• Task objective
Gather all lines from the material that contain "Avena".

• Exercise data

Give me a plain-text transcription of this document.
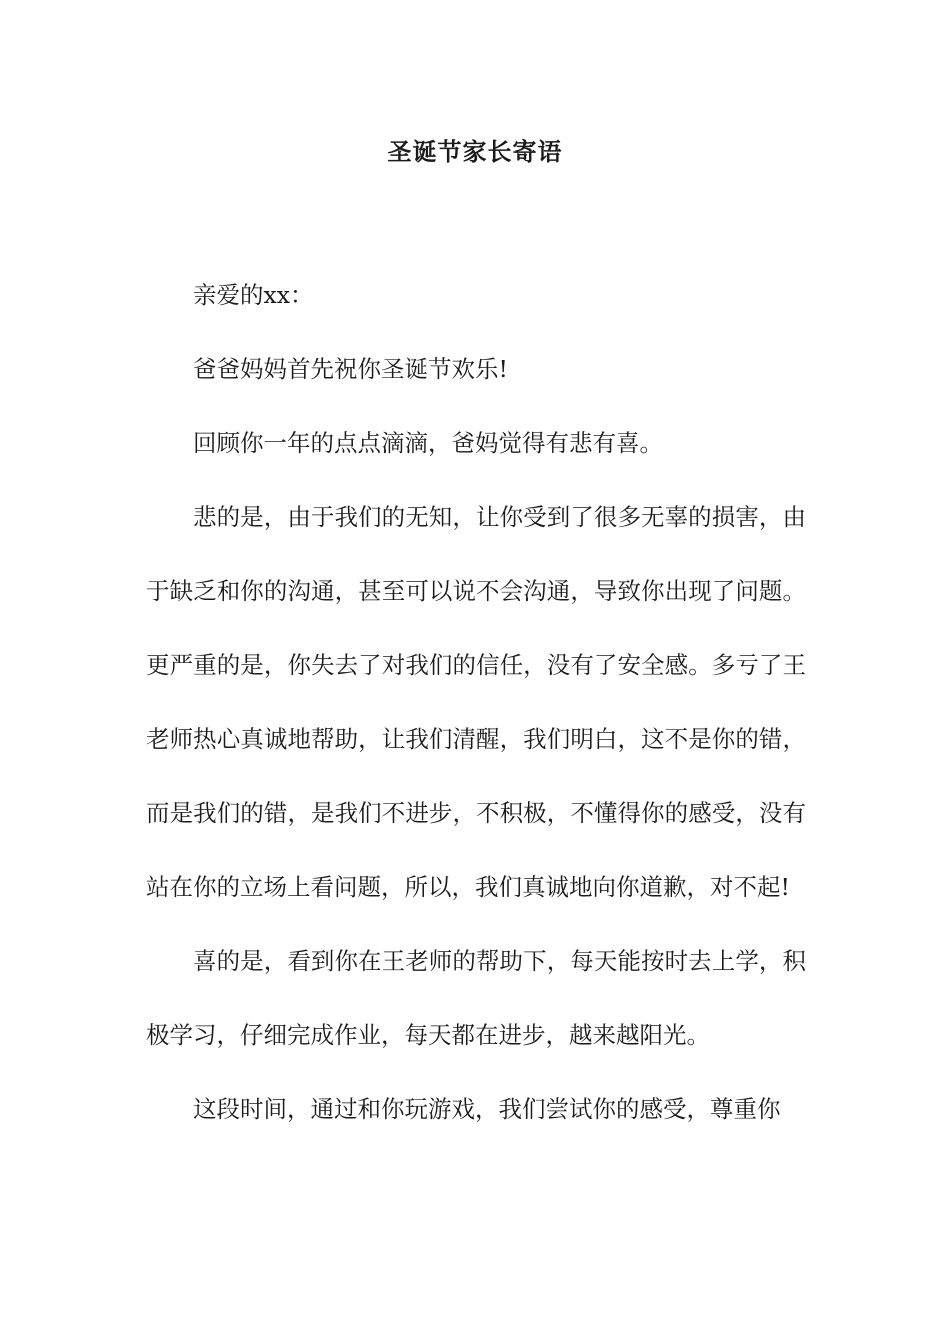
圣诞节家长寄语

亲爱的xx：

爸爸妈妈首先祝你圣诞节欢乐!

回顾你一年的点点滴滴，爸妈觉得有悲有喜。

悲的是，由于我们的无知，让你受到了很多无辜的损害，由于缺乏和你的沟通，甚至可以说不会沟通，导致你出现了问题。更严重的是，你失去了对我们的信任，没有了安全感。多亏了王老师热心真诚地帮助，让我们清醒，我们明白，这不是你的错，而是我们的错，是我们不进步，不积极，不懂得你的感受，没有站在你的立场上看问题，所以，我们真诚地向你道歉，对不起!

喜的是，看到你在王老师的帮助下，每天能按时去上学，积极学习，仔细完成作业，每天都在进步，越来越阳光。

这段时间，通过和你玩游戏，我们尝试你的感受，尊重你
==
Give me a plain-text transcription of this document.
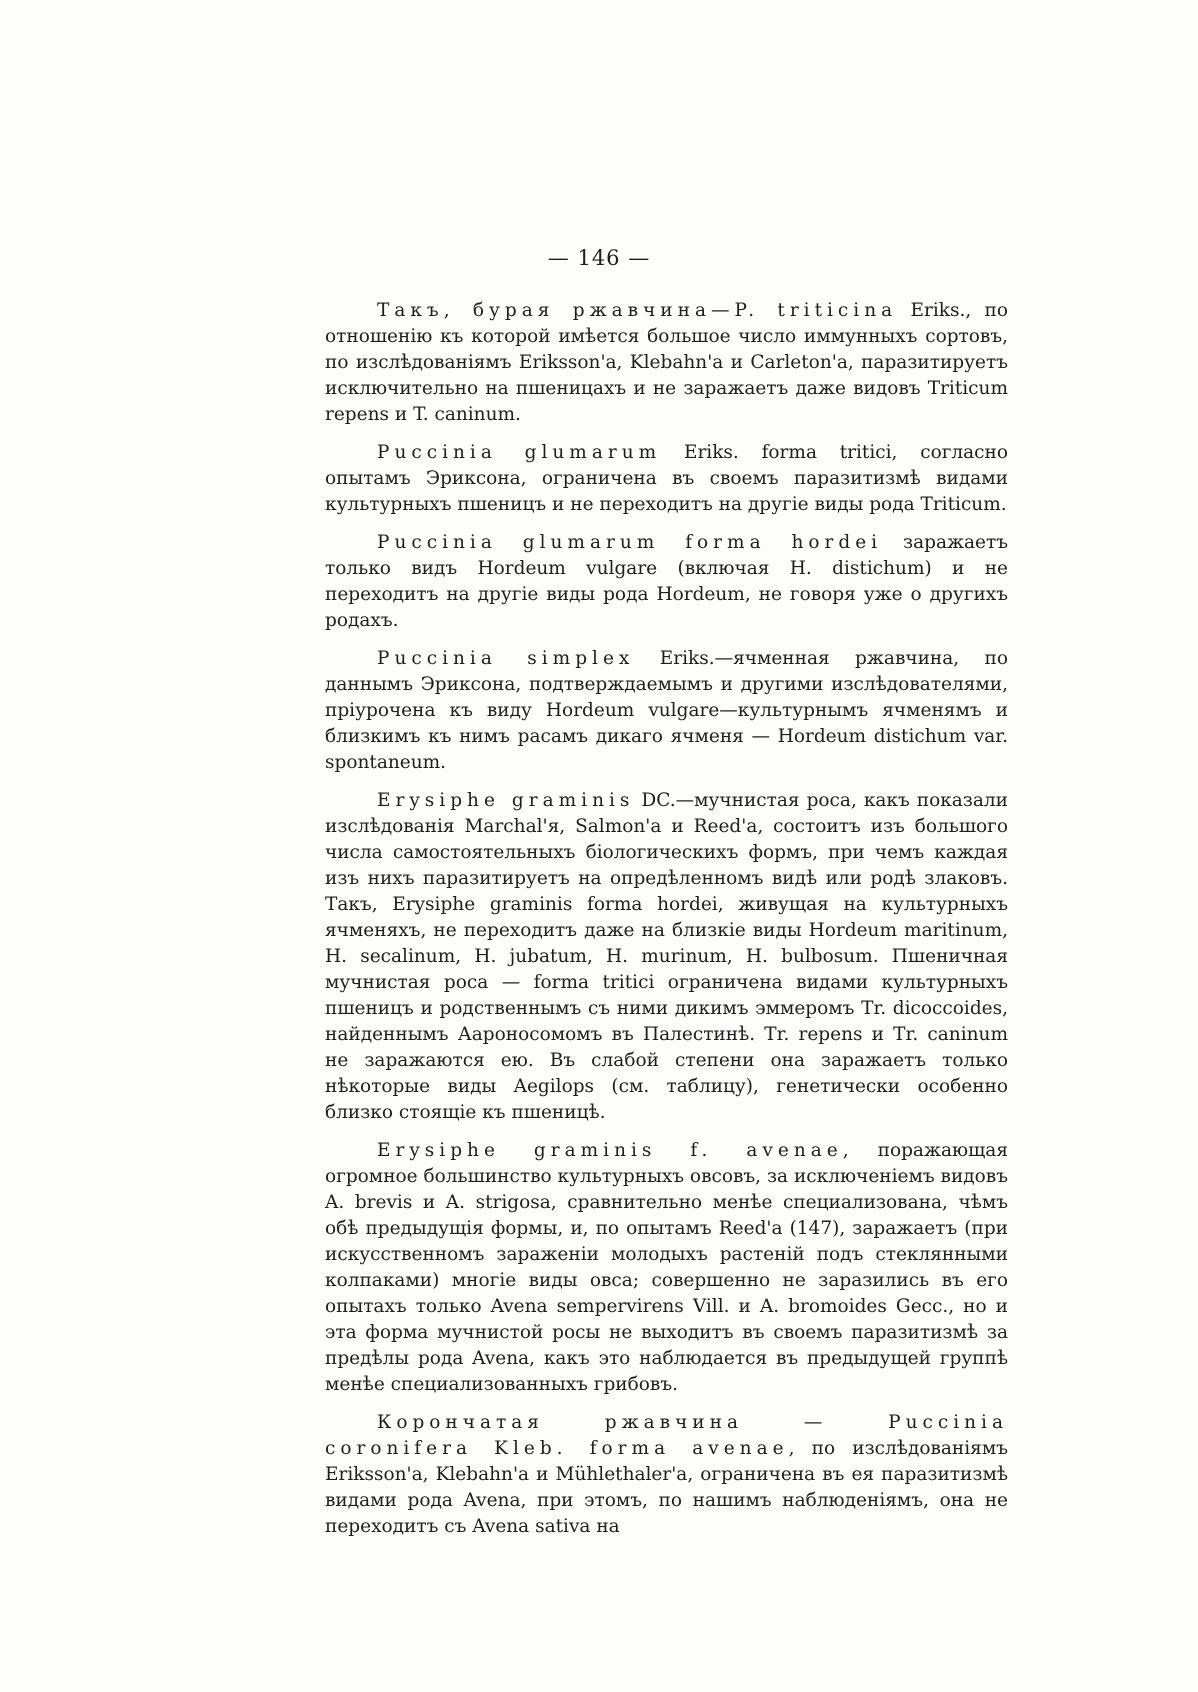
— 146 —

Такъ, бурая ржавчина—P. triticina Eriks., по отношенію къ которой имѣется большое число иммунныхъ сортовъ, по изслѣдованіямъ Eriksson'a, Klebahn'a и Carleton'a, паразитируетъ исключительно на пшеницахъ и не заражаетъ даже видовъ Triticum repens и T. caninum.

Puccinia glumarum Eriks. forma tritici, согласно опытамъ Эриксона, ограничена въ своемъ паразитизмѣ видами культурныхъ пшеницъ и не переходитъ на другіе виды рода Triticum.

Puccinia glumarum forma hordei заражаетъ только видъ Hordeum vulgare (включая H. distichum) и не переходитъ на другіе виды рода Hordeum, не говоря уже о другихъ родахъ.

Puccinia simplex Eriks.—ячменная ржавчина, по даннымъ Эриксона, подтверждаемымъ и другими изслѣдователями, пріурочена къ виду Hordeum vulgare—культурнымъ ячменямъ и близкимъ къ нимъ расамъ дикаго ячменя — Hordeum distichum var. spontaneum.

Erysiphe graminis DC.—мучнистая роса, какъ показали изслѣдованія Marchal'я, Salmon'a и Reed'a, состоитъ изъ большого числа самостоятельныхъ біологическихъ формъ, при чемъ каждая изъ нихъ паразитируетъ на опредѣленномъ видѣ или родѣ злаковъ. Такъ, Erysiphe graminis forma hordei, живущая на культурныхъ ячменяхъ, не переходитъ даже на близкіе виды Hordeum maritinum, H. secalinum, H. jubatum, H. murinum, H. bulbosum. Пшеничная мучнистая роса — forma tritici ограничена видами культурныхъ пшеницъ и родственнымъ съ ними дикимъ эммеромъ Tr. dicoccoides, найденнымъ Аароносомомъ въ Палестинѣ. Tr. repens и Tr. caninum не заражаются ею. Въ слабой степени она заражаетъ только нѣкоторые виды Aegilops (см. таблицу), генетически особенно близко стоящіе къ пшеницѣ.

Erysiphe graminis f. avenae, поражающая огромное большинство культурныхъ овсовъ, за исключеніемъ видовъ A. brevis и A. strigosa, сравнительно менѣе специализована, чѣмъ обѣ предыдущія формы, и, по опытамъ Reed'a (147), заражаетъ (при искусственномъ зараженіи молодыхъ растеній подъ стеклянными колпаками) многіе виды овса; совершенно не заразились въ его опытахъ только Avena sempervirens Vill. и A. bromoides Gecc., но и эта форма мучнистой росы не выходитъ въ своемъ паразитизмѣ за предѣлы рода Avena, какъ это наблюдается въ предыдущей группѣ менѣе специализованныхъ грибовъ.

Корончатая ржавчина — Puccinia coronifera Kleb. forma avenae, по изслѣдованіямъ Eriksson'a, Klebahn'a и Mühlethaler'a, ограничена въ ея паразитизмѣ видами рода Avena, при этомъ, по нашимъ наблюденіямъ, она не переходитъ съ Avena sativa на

• Exercise output
Erysiphe graminis f. avenae, поражающая огромное большинство культурныхъ овсовъ, за исключеніемъ видовъ A. brevis и A. strigosa, сравнительно менѣе специализована, чѣмъ обѣ предыдущія формы, и, по опытамъ Reed'a (147), заражаетъ (при искусственномъ зараженіи молодыхъ растеній подъ стеклянными колпаками) многіе виды овса; совершенно не заразились въ его опытахъ только Avena sempervirens Vill. и A. bromoides Gecc., но и эта форма мучнистой росы не выходитъ въ своемъ паразитизмѣ за предѣлы рода Avena, какъ это наблюдается въ предыдущей группѣ менѣе специализованныхъ грибовъ.
Корончатая ржавчина — Puccinia coronifera Kleb. forma avenae, по изслѣдованіямъ Eriksson'a, Klebahn'a и Mühlethaler'a, ограничена въ ея паразитизмѣ видами рода Avena, при этомъ, по нашимъ наблюденіямъ, она не переходитъ съ Avena sativa на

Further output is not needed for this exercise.